■ **Prompt**
Put the lines of the data from the line containing "506, 423, 530]" through the last line into a Markdown table with the columns Row and Line, numbering each row and leaving out any blank lines.

## BEGIN Dataset records

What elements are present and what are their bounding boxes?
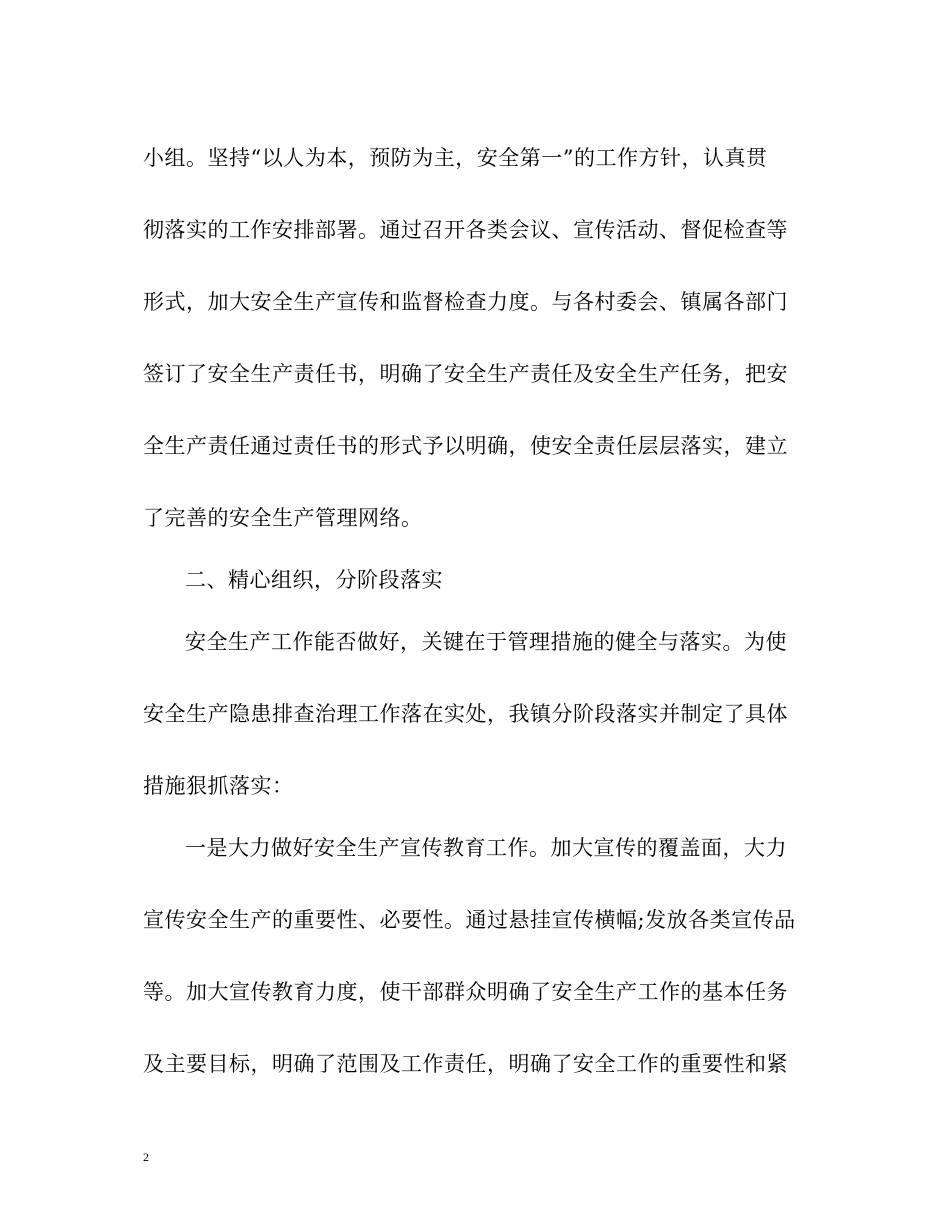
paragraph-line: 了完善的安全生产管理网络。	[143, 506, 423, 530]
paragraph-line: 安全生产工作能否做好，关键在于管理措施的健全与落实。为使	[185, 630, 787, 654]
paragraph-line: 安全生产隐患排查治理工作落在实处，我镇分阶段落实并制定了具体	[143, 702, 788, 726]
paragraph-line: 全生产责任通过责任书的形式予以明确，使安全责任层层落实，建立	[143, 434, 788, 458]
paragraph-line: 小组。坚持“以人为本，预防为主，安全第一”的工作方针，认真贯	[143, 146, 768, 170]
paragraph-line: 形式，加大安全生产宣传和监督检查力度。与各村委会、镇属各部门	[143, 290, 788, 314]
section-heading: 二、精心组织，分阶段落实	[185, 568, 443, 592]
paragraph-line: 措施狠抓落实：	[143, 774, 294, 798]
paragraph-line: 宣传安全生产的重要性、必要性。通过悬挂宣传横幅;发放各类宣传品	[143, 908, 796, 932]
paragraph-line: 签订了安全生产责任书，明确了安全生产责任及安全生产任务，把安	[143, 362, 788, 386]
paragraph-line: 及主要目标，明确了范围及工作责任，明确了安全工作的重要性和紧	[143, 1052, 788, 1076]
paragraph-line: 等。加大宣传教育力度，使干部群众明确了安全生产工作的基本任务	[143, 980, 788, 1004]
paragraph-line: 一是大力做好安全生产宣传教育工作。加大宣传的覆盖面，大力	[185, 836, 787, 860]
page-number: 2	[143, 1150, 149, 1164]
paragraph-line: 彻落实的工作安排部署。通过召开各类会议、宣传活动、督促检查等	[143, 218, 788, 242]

## END Dataset records

■ **Result for this task**
| Row | Line |
|---|---|
| 1 | paragraph-line: 了完善的安全生产管理网络。	[143, 506, 423, 530] |
| 2 | paragraph-line: 安全生产工作能否做好，关键在于管理措施的健全与落实。为使	[185, 630, 787, 654] |
| 3 | paragraph-line: 安全生产隐患排查治理工作落在实处，我镇分阶段落实并制定了具体	[143, 702, 788, 726] |
| 4 | paragraph-line: 全生产责任通过责任书的形式予以明确，使安全责任层层落实，建立	[143, 434, 788, 458] |
| 5 | paragraph-line: 小组。坚持“以人为本，预防为主，安全第一”的工作方针，认真贯	[143, 146, 768, 170] |
| 6 | paragraph-line: 形式，加大安全生产宣传和监督检查力度。与各村委会、镇属各部门	[143, 290, 788, 314] |
| 7 | section-heading: 二、精心组织，分阶段落实	[185, 568, 443, 592] |
| 8 | paragraph-line: 措施狠抓落实：	[143, 774, 294, 798] |
| 9 | paragraph-line: 宣传安全生产的重要性、必要性。通过悬挂宣传横幅;发放各类宣传品	[143, 908, 796, 932] |
| 10 | paragraph-line: 签订了安全生产责任书，明确了安全生产责任及安全生产任务，把安	[143, 362, 788, 386] |
| 11 | paragraph-line: 及主要目标，明确了范围及工作责任，明确了安全工作的重要性和紧	[143, 1052, 788, 1076] |
| 12 | paragraph-line: 等。加大宣传教育力度，使干部群众明确了安全生产工作的基本任务	[143, 980, 788, 1004] |
| 13 | paragraph-line: 一是大力做好安全生产宣传教育工作。加大宣传的覆盖面，大力	[185, 836, 787, 860] |
| 14 | page-number: 2	[143, 1150, 149, 1164] |
| 15 | paragraph-line: 彻落实的工作安排部署。通过召开各类会议、宣传活动、督促检查等	[143, 218, 788, 242] |